**GIVEN EXERCISE**
Find how many lines hold the word "pendant". Give only the number.

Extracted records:
--------------------------------------------------
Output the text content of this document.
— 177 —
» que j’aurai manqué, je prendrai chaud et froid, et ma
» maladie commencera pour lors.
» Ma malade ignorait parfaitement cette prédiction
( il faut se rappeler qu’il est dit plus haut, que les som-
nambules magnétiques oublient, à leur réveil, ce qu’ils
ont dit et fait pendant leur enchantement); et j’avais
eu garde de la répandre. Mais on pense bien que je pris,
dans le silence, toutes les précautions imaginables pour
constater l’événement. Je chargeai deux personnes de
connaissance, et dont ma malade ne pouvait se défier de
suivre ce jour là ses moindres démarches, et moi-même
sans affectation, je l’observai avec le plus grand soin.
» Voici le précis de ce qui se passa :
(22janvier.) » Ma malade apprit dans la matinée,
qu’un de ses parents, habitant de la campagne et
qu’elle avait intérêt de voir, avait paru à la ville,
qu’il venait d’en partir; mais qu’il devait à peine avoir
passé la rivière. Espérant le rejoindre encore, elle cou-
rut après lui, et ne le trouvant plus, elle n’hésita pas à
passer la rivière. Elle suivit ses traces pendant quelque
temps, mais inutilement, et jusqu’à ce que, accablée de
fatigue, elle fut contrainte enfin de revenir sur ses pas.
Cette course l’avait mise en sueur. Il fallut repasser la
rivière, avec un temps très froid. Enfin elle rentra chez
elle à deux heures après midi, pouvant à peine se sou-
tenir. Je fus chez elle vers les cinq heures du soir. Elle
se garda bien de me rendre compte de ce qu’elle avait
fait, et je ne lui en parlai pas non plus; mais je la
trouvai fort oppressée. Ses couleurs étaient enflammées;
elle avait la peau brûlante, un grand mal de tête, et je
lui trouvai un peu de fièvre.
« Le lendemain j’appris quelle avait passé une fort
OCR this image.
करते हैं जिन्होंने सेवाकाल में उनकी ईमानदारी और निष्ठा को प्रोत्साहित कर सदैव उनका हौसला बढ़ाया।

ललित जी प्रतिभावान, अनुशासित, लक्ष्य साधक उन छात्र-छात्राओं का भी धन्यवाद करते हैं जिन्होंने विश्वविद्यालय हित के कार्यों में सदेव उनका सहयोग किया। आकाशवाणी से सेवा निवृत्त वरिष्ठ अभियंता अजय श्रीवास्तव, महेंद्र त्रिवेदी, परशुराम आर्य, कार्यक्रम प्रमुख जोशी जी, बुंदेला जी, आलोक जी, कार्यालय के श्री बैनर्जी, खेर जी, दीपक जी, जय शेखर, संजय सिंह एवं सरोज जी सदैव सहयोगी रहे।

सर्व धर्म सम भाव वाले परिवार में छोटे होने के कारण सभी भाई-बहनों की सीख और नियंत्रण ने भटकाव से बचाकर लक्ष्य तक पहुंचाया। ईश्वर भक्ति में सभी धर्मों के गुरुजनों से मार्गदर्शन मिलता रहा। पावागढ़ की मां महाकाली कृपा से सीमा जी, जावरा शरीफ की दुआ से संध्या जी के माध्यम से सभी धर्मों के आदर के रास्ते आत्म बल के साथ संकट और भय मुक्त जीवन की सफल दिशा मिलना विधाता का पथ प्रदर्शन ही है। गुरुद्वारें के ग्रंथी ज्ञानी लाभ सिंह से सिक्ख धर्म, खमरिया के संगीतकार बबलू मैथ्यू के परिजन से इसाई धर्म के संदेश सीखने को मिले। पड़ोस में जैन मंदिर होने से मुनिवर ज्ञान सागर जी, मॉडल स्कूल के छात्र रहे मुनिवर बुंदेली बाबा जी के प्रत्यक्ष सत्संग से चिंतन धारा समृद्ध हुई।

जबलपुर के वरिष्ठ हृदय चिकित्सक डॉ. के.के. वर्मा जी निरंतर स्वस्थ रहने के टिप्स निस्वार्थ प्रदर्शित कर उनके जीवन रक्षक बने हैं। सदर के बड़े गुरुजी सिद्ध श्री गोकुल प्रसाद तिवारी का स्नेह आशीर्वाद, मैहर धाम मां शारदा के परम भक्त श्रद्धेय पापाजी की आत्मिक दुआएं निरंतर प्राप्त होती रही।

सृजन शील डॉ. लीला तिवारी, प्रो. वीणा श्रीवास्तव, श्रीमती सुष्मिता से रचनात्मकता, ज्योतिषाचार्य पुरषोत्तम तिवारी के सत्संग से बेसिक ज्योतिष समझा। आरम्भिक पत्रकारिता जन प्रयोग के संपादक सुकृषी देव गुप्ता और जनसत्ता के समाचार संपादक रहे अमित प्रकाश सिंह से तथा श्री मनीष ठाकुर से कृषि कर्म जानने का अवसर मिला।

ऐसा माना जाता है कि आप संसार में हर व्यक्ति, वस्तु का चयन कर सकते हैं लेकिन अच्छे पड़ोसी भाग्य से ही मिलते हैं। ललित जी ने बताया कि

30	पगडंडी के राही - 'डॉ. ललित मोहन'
--------------------------------------------------
**COMPLETED EXERCISE**
2